◆ **Challenge**
Report how many lines below contain the word "Civics". Give only the number.

---------- Exercise materials

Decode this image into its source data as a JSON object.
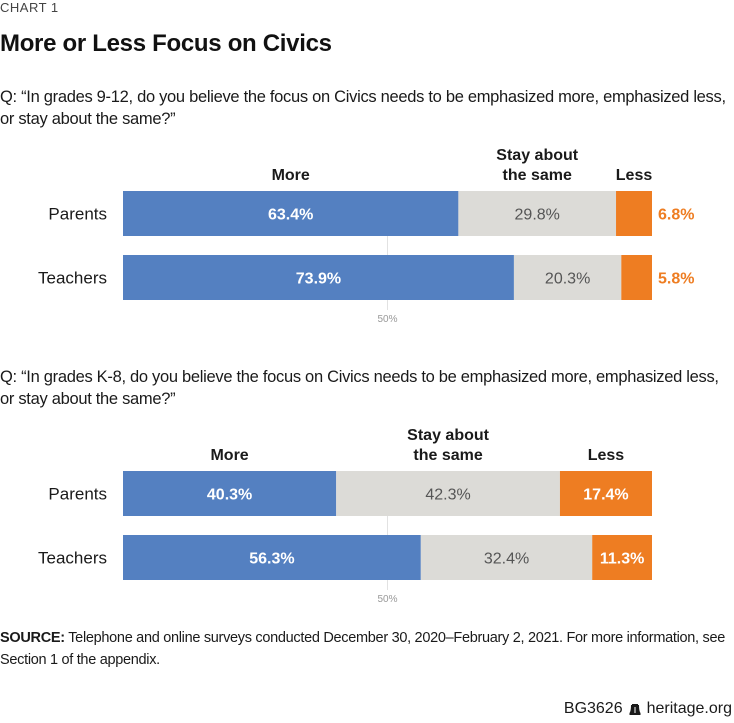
{
  "header": {
    "kicker": "CHART 1",
    "title": "More or Less Focus on Civics"
  },
  "colors": {
    "more": "#5480c1",
    "same": "#dcdbd7",
    "less": "#ee7d22",
    "gridline": "#e2e2e2"
  },
  "chart_data": [
    {
      "type": "bar",
      "orientation": "horizontal",
      "stacked": true,
      "title": "Q: “In grades 9-12, do you believe the focus on Civics needs to be emphasized more, emphasized less, or stay about the same?”",
      "categories": [
        "Parents",
        "Teachers"
      ],
      "series": [
        {
          "name": "More",
          "values": [
            63.4,
            73.9
          ],
          "labels": [
            "63.4%",
            "73.9%"
          ]
        },
        {
          "name": "Stay about the same",
          "values": [
            29.8,
            20.3
          ],
          "labels": [
            "29.8%",
            "20.3%"
          ]
        },
        {
          "name": "Less",
          "values": [
            6.8,
            5.8
          ],
          "labels": [
            "6.8%",
            "5.8%"
          ]
        }
      ],
      "series_header_lines": [
        [
          "More"
        ],
        [
          "Stay about",
          "the same"
        ],
        [
          "Less"
        ]
      ],
      "xlim": [
        0,
        100
      ],
      "reference_line": {
        "value": 50,
        "label": "50%"
      },
      "less_label_outside": true
    },
    {
      "type": "bar",
      "orientation": "horizontal",
      "stacked": true,
      "title": "Q: “In grades K-8, do you believe the focus on Civics needs to be emphasized more, emphasized less, or stay about the same?”",
      "categories": [
        "Parents",
        "Teachers"
      ],
      "series": [
        {
          "name": "More",
          "values": [
            40.3,
            56.3
          ],
          "labels": [
            "40.3%",
            "56.3%"
          ]
        },
        {
          "name": "Stay about the same",
          "values": [
            42.3,
            32.4
          ],
          "labels": [
            "42.3%",
            "32.4%"
          ]
        },
        {
          "name": "Less",
          "values": [
            17.4,
            11.3
          ],
          "labels": [
            "17.4%",
            "11.3%"
          ]
        }
      ],
      "series_header_lines": [
        [
          "More"
        ],
        [
          "Stay about",
          "the same"
        ],
        [
          "Less"
        ]
      ],
      "xlim": [
        0,
        100
      ],
      "reference_line": {
        "value": 50,
        "label": "50%"
      },
      "less_label_outside": false
    }
  ],
  "source": {
    "label": "SOURCE:",
    "text": " Telephone and online surveys conducted December 30, 2020–February 2, 2021. For more information, see Section 1 of the appendix."
  },
  "footer": {
    "code": "BG3626",
    "site": "heritage.org"
  }
}
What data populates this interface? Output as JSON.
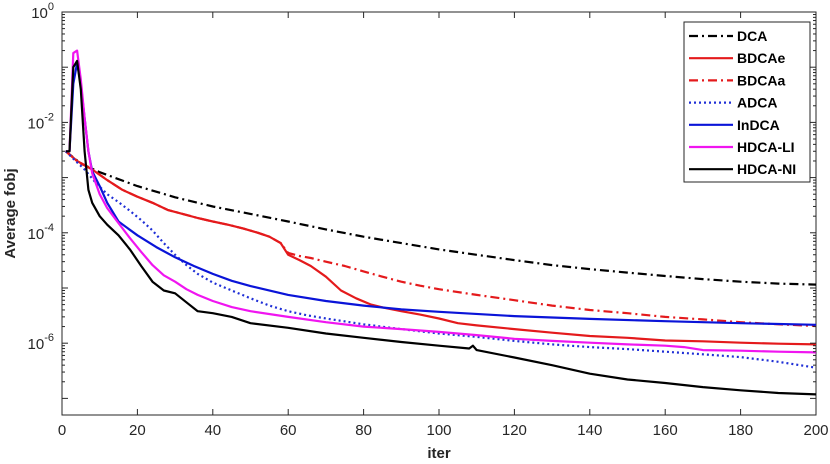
{
  "chart_data": {
    "type": "line",
    "title": "",
    "xlabel": "iter",
    "ylabel": "Average fobj",
    "xlim": [
      0,
      200
    ],
    "ylim": [
      5e-08,
      1
    ],
    "yscale": "log",
    "xticks": [
      0,
      20,
      40,
      60,
      80,
      100,
      120,
      140,
      160,
      180,
      200
    ],
    "xtick_labels": [
      "0",
      "20",
      "40",
      "60",
      "80",
      "100",
      "120",
      "140",
      "160",
      "180",
      "200"
    ],
    "yticks": [
      1e-06,
      0.0001,
      0.01,
      1
    ],
    "ytick_labels": [
      {
        "base": "10",
        "exp": "-6"
      },
      {
        "base": "10",
        "exp": "-4"
      },
      {
        "base": "10",
        "exp": "-2"
      },
      {
        "base": "10",
        "exp": "0"
      }
    ],
    "grid": false,
    "legend_position": "top-right",
    "series": [
      {
        "name": "DCA",
        "color": "#000000",
        "style": "dashdot",
        "points": [
          [
            1,
            0.003
          ],
          [
            5,
            0.0018
          ],
          [
            10,
            0.00125
          ],
          [
            20,
            0.0007
          ],
          [
            30,
            0.00044
          ],
          [
            40,
            0.0003
          ],
          [
            50,
            0.00022
          ],
          [
            60,
            0.00016
          ],
          [
            70,
            0.000115
          ],
          [
            80,
            8.5e-05
          ],
          [
            90,
            6.5e-05
          ],
          [
            100,
            5e-05
          ],
          [
            110,
            4e-05
          ],
          [
            120,
            3.2e-05
          ],
          [
            130,
            2.6e-05
          ],
          [
            140,
            2.2e-05
          ],
          [
            150,
            1.9e-05
          ],
          [
            160,
            1.65e-05
          ],
          [
            170,
            1.45e-05
          ],
          [
            180,
            1.3e-05
          ],
          [
            190,
            1.2e-05
          ],
          [
            200,
            1.15e-05
          ]
        ]
      },
      {
        "name": "BDCAe",
        "color": "#e41a1c",
        "style": "solid",
        "points": [
          [
            1,
            0.003
          ],
          [
            4,
            0.002
          ],
          [
            8,
            0.0014
          ],
          [
            12,
            0.0009
          ],
          [
            16,
            0.0006
          ],
          [
            20,
            0.00045
          ],
          [
            24,
            0.00035
          ],
          [
            28,
            0.00026
          ],
          [
            32,
            0.00022
          ],
          [
            36,
            0.000185
          ],
          [
            40,
            0.00016
          ],
          [
            44,
            0.00014
          ],
          [
            48,
            0.00012
          ],
          [
            52,
            0.0001
          ],
          [
            55,
            8.5e-05
          ],
          [
            58,
            6.5e-05
          ],
          [
            60,
            4e-05
          ],
          [
            63,
            3.2e-05
          ],
          [
            66,
            2.5e-05
          ],
          [
            70,
            1.6e-05
          ],
          [
            74,
            9e-06
          ],
          [
            78,
            6.5e-06
          ],
          [
            82,
            5e-06
          ],
          [
            86,
            4.3e-06
          ],
          [
            90,
            3.8e-06
          ],
          [
            95,
            3.3e-06
          ],
          [
            100,
            2.8e-06
          ],
          [
            105,
            2.3e-06
          ],
          [
            110,
            2.1e-06
          ],
          [
            120,
            1.8e-06
          ],
          [
            130,
            1.55e-06
          ],
          [
            140,
            1.35e-06
          ],
          [
            150,
            1.25e-06
          ],
          [
            160,
            1.12e-06
          ],
          [
            170,
            1.08e-06
          ],
          [
            180,
            1.02e-06
          ],
          [
            190,
            9.8e-07
          ],
          [
            200,
            9.5e-07
          ]
        ]
      },
      {
        "name": "BDCAa",
        "color": "#e41a1c",
        "style": "dashdot",
        "points": [
          [
            1,
            0.003
          ],
          [
            4,
            0.002
          ],
          [
            8,
            0.0014
          ],
          [
            12,
            0.0009
          ],
          [
            16,
            0.0006
          ],
          [
            20,
            0.00045
          ],
          [
            24,
            0.00035
          ],
          [
            28,
            0.00026
          ],
          [
            32,
            0.00022
          ],
          [
            36,
            0.000185
          ],
          [
            40,
            0.00016
          ],
          [
            44,
            0.00014
          ],
          [
            48,
            0.00012
          ],
          [
            52,
            0.0001
          ],
          [
            55,
            8.5e-05
          ],
          [
            58,
            6.5e-05
          ],
          [
            60,
            4.3e-05
          ],
          [
            63,
            3.8e-05
          ],
          [
            66,
            3.5e-05
          ],
          [
            70,
            3e-05
          ],
          [
            75,
            2.5e-05
          ],
          [
            80,
            2e-05
          ],
          [
            85,
            1.6e-05
          ],
          [
            90,
            1.3e-05
          ],
          [
            95,
            1.1e-05
          ],
          [
            100,
            9.5e-06
          ],
          [
            110,
            7.5e-06
          ],
          [
            120,
            6e-06
          ],
          [
            130,
            4.8e-06
          ],
          [
            140,
            4e-06
          ],
          [
            150,
            3.5e-06
          ],
          [
            160,
            3e-06
          ],
          [
            170,
            2.7e-06
          ],
          [
            180,
            2.4e-06
          ],
          [
            190,
            2.2e-06
          ],
          [
            200,
            2.05e-06
          ]
        ]
      },
      {
        "name": "ADCA",
        "color": "#1f2fd6",
        "style": "dotted",
        "points": [
          [
            1,
            0.003
          ],
          [
            3,
            0.0022
          ],
          [
            6,
            0.0014
          ],
          [
            9,
            0.0008
          ],
          [
            12,
            0.0005
          ],
          [
            15,
            0.00036
          ],
          [
            18,
            0.00025
          ],
          [
            21,
            0.00017
          ],
          [
            24,
            0.00011
          ],
          [
            27,
            6.5e-05
          ],
          [
            30,
            4e-05
          ],
          [
            33,
            2.6e-05
          ],
          [
            36,
            1.8e-05
          ],
          [
            40,
            1.25e-05
          ],
          [
            45,
            9e-06
          ],
          [
            50,
            6.5e-06
          ],
          [
            55,
            4.8e-06
          ],
          [
            60,
            3.8e-06
          ],
          [
            65,
            3.2e-06
          ],
          [
            70,
            2.8e-06
          ],
          [
            80,
            2.2e-06
          ],
          [
            90,
            1.8e-06
          ],
          [
            100,
            1.5e-06
          ],
          [
            110,
            1.3e-06
          ],
          [
            120,
            1.1e-06
          ],
          [
            130,
            9.5e-07
          ],
          [
            140,
            8.5e-07
          ],
          [
            150,
            7.8e-07
          ],
          [
            160,
            7e-07
          ],
          [
            170,
            6.3e-07
          ],
          [
            180,
            5.6e-07
          ],
          [
            190,
            4.6e-07
          ],
          [
            200,
            3.6e-07
          ]
        ]
      },
      {
        "name": "InDCA",
        "color": "#0a14d8",
        "style": "solid",
        "points": [
          [
            1,
            0.003
          ],
          [
            2,
            0.003
          ],
          [
            3,
            0.05
          ],
          [
            4,
            0.12
          ],
          [
            5,
            0.05
          ],
          [
            6,
            0.012
          ],
          [
            7,
            0.003
          ],
          [
            8,
            0.0013
          ],
          [
            10,
            0.0007
          ],
          [
            12,
            0.00035
          ],
          [
            15,
            0.00016
          ],
          [
            20,
            9e-05
          ],
          [
            25,
            5.5e-05
          ],
          [
            30,
            3.6e-05
          ],
          [
            35,
            2.5e-05
          ],
          [
            40,
            1.8e-05
          ],
          [
            45,
            1.35e-05
          ],
          [
            50,
            1.08e-05
          ],
          [
            60,
            7.5e-06
          ],
          [
            70,
            5.8e-06
          ],
          [
            80,
            4.8e-06
          ],
          [
            90,
            4.1e-06
          ],
          [
            100,
            3.7e-06
          ],
          [
            120,
            3.1e-06
          ],
          [
            140,
            2.75e-06
          ],
          [
            160,
            2.5e-06
          ],
          [
            180,
            2.3e-06
          ],
          [
            200,
            2.15e-06
          ]
        ]
      },
      {
        "name": "HDCA-LI",
        "color": "#f015f0",
        "style": "solid",
        "points": [
          [
            1,
            0.003
          ],
          [
            2,
            0.003
          ],
          [
            3,
            0.18
          ],
          [
            4,
            0.2
          ],
          [
            5,
            0.06
          ],
          [
            6,
            0.012
          ],
          [
            7,
            0.003
          ],
          [
            8,
            0.0012
          ],
          [
            10,
            0.0005
          ],
          [
            12,
            0.00028
          ],
          [
            15,
            0.00015
          ],
          [
            18,
            8e-05
          ],
          [
            21,
            4.5e-05
          ],
          [
            24,
            2.6e-05
          ],
          [
            27,
            1.7e-05
          ],
          [
            30,
            1.3e-05
          ],
          [
            33,
            9.5e-06
          ],
          [
            36,
            7.5e-06
          ],
          [
            40,
            5.8e-06
          ],
          [
            45,
            4.5e-06
          ],
          [
            50,
            3.8e-06
          ],
          [
            60,
            3e-06
          ],
          [
            70,
            2.4e-06
          ],
          [
            80,
            2e-06
          ],
          [
            90,
            1.8e-06
          ],
          [
            100,
            1.6e-06
          ],
          [
            110,
            1.4e-06
          ],
          [
            120,
            1.2e-06
          ],
          [
            130,
            1.1e-06
          ],
          [
            140,
            1.02e-06
          ],
          [
            150,
            9.5e-07
          ],
          [
            160,
            9e-07
          ],
          [
            165,
            8.5e-07
          ],
          [
            170,
            7.5e-07
          ],
          [
            180,
            7.3e-07
          ],
          [
            190,
            7e-07
          ],
          [
            200,
            6.8e-07
          ]
        ]
      },
      {
        "name": "HDCA-NI",
        "color": "#000000",
        "style": "solid",
        "points": [
          [
            1,
            0.003
          ],
          [
            2,
            0.003
          ],
          [
            3,
            0.1
          ],
          [
            4,
            0.13
          ],
          [
            5,
            0.04
          ],
          [
            6,
            0.003
          ],
          [
            7,
            0.0006
          ],
          [
            8,
            0.00035
          ],
          [
            10,
            0.0002
          ],
          [
            12,
            0.00014
          ],
          [
            15,
            9e-05
          ],
          [
            18,
            5e-05
          ],
          [
            21,
            2.5e-05
          ],
          [
            24,
            1.3e-05
          ],
          [
            27,
            9e-06
          ],
          [
            30,
            8e-06
          ],
          [
            33,
            5.5e-06
          ],
          [
            36,
            3.8e-06
          ],
          [
            40,
            3.5e-06
          ],
          [
            45,
            3e-06
          ],
          [
            50,
            2.3e-06
          ],
          [
            60,
            1.9e-06
          ],
          [
            70,
            1.5e-06
          ],
          [
            80,
            1.25e-06
          ],
          [
            90,
            1.05e-06
          ],
          [
            100,
            9e-07
          ],
          [
            108,
            8e-07
          ],
          [
            109,
            9e-07
          ],
          [
            110,
            7.5e-07
          ],
          [
            120,
            5.5e-07
          ],
          [
            130,
            4e-07
          ],
          [
            140,
            2.8e-07
          ],
          [
            150,
            2.2e-07
          ],
          [
            160,
            1.9e-07
          ],
          [
            170,
            1.6e-07
          ],
          [
            180,
            1.4e-07
          ],
          [
            190,
            1.25e-07
          ],
          [
            200,
            1.18e-07
          ]
        ]
      }
    ]
  }
}
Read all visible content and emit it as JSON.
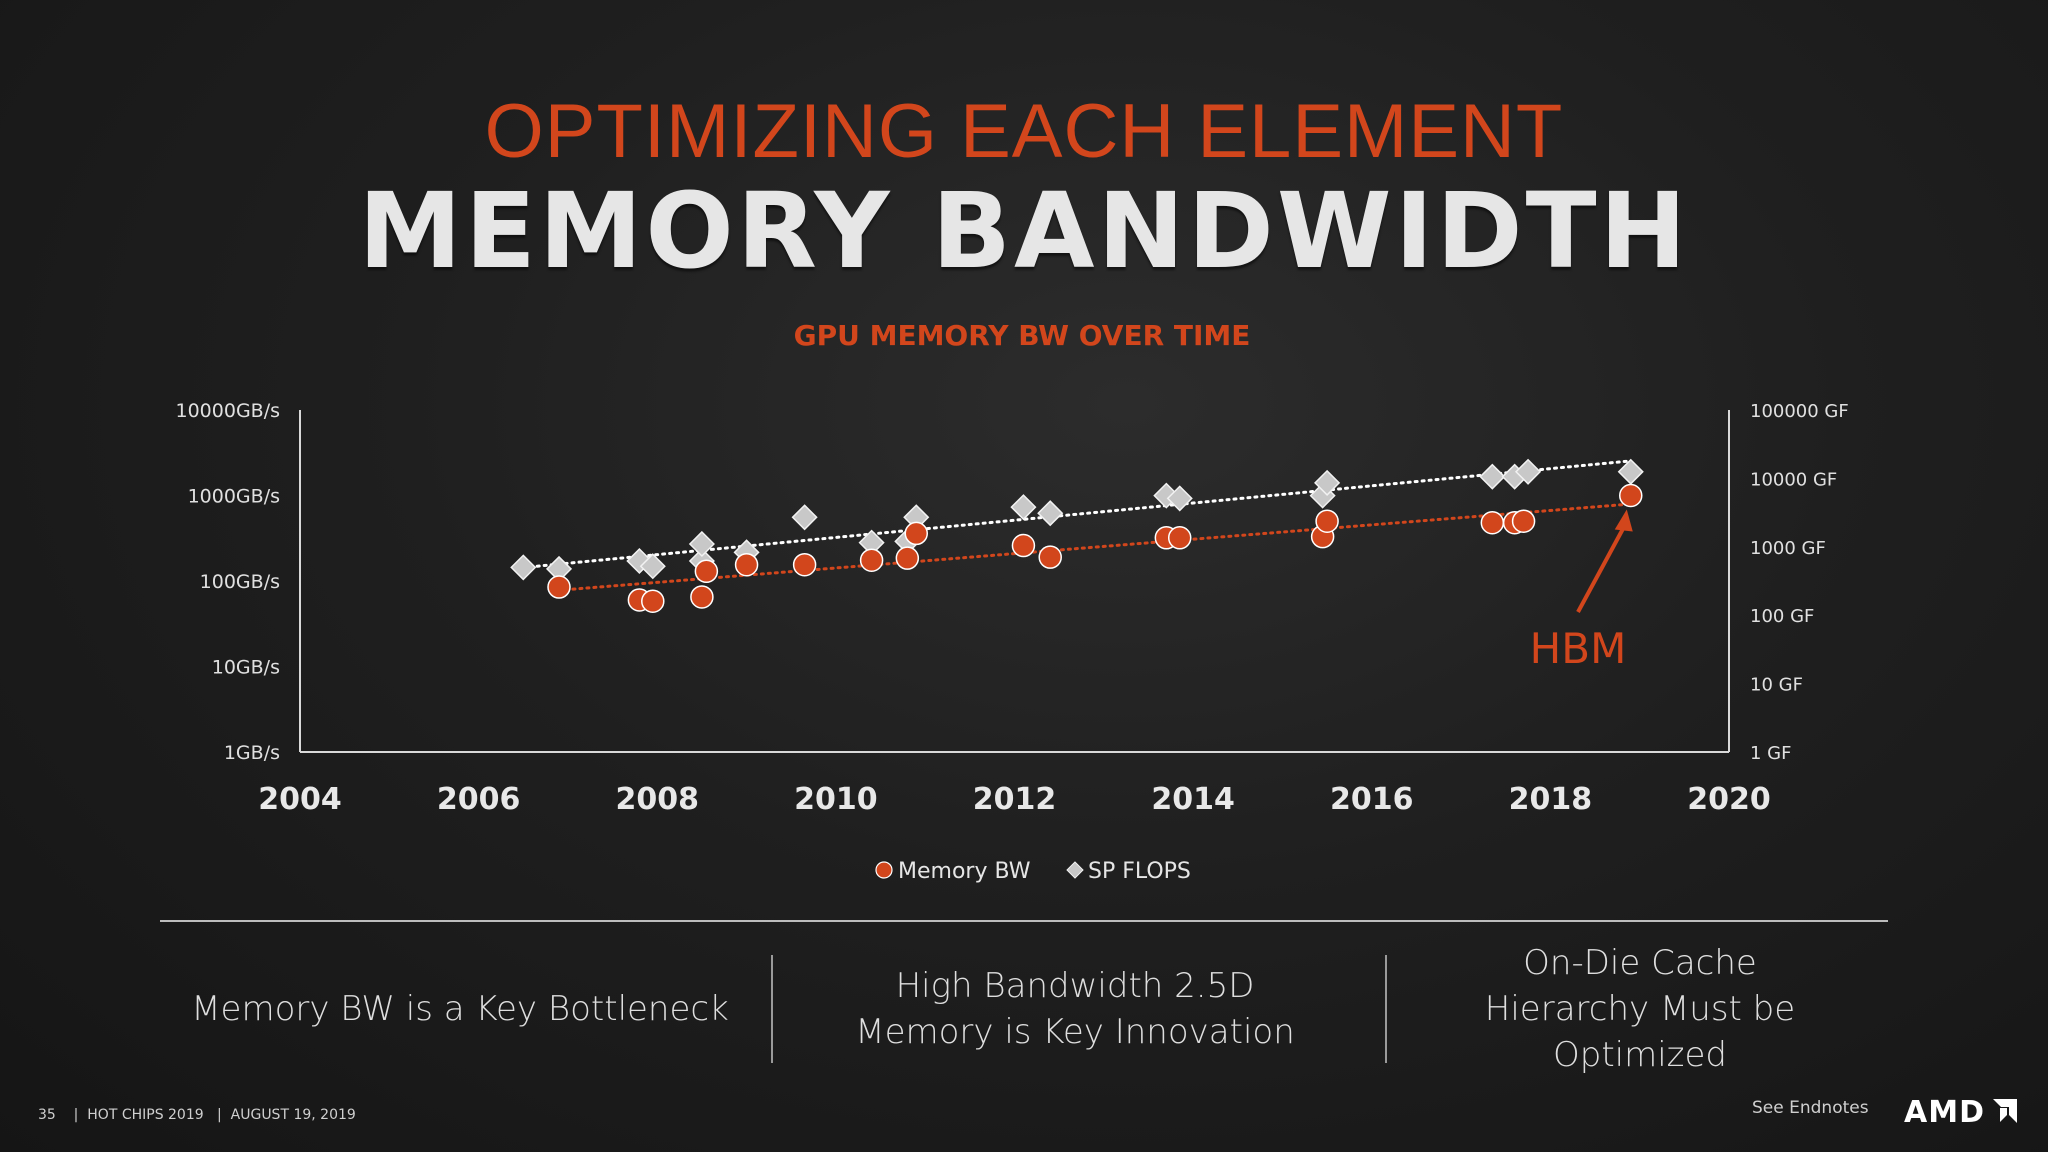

--------------------

◆ **Solution for this problem**
3